## Begin INPUT

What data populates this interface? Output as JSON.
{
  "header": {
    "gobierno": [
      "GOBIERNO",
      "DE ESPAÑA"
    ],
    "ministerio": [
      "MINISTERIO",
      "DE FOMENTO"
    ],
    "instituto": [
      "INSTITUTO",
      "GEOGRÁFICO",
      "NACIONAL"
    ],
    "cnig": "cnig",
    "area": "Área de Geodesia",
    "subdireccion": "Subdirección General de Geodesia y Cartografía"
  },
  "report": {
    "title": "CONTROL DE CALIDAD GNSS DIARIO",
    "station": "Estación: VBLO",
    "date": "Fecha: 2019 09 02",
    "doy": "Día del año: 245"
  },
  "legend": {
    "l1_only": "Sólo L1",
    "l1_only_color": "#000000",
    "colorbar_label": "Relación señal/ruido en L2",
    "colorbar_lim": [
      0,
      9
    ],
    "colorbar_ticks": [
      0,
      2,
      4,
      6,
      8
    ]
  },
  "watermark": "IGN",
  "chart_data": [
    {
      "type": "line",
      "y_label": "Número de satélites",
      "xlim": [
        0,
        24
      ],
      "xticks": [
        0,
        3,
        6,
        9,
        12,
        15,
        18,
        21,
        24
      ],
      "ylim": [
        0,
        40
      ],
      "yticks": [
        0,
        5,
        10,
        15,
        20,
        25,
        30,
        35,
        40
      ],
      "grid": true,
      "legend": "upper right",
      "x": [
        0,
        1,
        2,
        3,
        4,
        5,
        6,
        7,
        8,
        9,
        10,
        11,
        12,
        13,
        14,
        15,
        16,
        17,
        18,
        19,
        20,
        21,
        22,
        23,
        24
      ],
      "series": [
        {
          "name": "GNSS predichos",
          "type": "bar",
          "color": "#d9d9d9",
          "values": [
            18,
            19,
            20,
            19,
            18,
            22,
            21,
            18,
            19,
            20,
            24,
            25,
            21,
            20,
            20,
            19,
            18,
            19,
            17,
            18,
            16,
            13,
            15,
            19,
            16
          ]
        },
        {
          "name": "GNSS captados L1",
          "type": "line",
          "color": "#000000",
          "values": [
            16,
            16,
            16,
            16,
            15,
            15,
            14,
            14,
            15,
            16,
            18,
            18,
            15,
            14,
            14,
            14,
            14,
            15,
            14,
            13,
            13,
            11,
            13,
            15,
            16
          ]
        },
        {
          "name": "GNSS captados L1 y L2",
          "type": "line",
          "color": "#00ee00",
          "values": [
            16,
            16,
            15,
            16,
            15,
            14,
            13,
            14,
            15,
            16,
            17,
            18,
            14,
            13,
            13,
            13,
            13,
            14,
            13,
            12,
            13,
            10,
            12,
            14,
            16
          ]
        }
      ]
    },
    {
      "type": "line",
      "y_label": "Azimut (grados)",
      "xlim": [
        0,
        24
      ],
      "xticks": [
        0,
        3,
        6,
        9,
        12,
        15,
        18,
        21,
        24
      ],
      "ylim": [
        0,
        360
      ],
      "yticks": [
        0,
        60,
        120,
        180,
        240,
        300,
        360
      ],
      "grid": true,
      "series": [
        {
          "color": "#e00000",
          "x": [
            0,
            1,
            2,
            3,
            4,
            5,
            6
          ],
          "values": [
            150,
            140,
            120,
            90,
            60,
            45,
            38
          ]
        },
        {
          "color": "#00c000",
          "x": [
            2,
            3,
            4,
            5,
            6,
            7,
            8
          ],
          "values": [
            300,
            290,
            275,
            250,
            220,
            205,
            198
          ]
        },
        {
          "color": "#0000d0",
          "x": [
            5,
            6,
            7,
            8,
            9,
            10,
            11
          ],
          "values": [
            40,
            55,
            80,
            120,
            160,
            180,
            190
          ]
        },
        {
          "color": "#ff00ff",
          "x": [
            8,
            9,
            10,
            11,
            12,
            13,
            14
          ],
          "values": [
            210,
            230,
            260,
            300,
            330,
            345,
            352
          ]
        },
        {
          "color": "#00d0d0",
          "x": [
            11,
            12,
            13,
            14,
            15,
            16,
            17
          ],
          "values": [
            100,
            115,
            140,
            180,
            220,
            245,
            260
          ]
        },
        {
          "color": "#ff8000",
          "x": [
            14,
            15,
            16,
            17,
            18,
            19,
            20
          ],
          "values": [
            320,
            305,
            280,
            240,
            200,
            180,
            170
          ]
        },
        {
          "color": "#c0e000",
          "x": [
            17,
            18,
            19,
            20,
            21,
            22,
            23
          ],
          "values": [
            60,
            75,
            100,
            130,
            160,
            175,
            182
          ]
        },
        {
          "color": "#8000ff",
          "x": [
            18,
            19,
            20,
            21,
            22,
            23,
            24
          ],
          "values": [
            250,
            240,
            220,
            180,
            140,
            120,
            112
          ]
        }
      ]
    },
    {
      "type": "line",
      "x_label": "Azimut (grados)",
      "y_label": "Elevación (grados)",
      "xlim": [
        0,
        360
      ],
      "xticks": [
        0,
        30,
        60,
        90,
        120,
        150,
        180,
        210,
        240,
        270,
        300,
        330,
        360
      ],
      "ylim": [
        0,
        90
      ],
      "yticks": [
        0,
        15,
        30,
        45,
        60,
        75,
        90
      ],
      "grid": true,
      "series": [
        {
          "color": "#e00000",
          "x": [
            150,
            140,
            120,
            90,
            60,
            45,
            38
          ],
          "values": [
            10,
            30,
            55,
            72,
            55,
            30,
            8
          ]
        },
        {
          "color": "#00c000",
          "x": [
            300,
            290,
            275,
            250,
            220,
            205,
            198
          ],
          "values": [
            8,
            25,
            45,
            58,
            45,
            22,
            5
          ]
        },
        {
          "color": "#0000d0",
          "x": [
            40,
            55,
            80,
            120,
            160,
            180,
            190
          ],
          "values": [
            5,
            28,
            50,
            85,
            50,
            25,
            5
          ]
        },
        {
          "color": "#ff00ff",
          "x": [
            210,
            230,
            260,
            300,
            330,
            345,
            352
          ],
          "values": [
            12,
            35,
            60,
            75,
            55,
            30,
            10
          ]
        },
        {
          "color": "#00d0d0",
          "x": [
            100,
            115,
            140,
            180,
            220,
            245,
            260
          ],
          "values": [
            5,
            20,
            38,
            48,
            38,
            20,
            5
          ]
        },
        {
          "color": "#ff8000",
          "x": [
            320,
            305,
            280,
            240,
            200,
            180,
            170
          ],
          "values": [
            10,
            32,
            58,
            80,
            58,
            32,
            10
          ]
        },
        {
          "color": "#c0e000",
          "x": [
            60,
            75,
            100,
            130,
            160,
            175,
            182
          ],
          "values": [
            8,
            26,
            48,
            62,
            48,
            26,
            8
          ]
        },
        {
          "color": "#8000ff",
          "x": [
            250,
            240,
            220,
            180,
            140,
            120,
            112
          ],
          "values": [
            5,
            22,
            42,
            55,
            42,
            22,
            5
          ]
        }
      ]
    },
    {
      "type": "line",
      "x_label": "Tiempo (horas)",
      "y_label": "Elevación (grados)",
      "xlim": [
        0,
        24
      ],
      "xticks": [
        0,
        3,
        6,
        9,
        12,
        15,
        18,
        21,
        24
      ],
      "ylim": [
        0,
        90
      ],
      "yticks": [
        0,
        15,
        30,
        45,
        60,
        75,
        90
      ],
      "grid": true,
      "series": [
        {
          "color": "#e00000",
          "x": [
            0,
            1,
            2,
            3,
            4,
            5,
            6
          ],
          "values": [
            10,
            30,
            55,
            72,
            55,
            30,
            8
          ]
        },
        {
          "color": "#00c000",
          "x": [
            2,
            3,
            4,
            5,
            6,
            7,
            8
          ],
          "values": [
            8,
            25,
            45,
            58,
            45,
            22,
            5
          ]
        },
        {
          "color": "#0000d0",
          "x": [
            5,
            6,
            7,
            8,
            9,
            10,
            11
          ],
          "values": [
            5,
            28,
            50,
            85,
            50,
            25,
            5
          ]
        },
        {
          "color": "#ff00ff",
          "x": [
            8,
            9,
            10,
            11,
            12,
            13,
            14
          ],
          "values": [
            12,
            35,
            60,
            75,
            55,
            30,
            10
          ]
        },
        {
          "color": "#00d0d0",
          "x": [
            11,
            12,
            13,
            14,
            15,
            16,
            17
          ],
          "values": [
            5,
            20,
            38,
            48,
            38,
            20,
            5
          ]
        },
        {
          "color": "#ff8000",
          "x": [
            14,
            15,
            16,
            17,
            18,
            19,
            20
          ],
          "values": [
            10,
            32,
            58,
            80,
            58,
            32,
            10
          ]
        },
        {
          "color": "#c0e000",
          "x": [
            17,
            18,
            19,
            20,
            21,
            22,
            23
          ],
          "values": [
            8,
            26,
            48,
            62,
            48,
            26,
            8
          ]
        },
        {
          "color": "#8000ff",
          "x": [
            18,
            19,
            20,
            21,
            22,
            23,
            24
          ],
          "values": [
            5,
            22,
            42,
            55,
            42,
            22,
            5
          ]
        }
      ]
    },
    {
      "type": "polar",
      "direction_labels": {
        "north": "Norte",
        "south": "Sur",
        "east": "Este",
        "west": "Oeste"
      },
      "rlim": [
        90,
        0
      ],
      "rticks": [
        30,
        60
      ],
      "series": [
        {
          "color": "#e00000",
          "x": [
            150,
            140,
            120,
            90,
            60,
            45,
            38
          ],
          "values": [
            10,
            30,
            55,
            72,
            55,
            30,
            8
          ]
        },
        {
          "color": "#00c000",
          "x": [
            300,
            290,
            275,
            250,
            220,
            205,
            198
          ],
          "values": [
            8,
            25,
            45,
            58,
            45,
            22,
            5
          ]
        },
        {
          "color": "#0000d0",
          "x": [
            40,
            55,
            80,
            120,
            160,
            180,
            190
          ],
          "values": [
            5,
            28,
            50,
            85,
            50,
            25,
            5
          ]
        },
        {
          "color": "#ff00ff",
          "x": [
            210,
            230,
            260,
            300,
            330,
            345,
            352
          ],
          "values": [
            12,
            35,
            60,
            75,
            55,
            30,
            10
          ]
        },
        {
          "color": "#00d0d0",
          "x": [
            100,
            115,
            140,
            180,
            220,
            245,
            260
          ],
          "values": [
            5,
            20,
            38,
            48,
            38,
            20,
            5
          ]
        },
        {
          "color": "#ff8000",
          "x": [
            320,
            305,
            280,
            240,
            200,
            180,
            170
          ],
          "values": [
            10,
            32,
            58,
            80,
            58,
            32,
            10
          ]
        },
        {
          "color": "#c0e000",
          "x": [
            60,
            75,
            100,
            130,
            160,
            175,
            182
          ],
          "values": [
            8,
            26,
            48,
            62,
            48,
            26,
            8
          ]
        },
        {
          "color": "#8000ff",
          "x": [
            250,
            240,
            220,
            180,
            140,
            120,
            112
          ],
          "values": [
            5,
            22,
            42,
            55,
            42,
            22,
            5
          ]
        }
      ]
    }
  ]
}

## End INPUT

DIRECTIONS:
Establish how many lines of the records contain the string "Geodesia" and state that number without elaboration.

WRITTEN SOLUTION:
2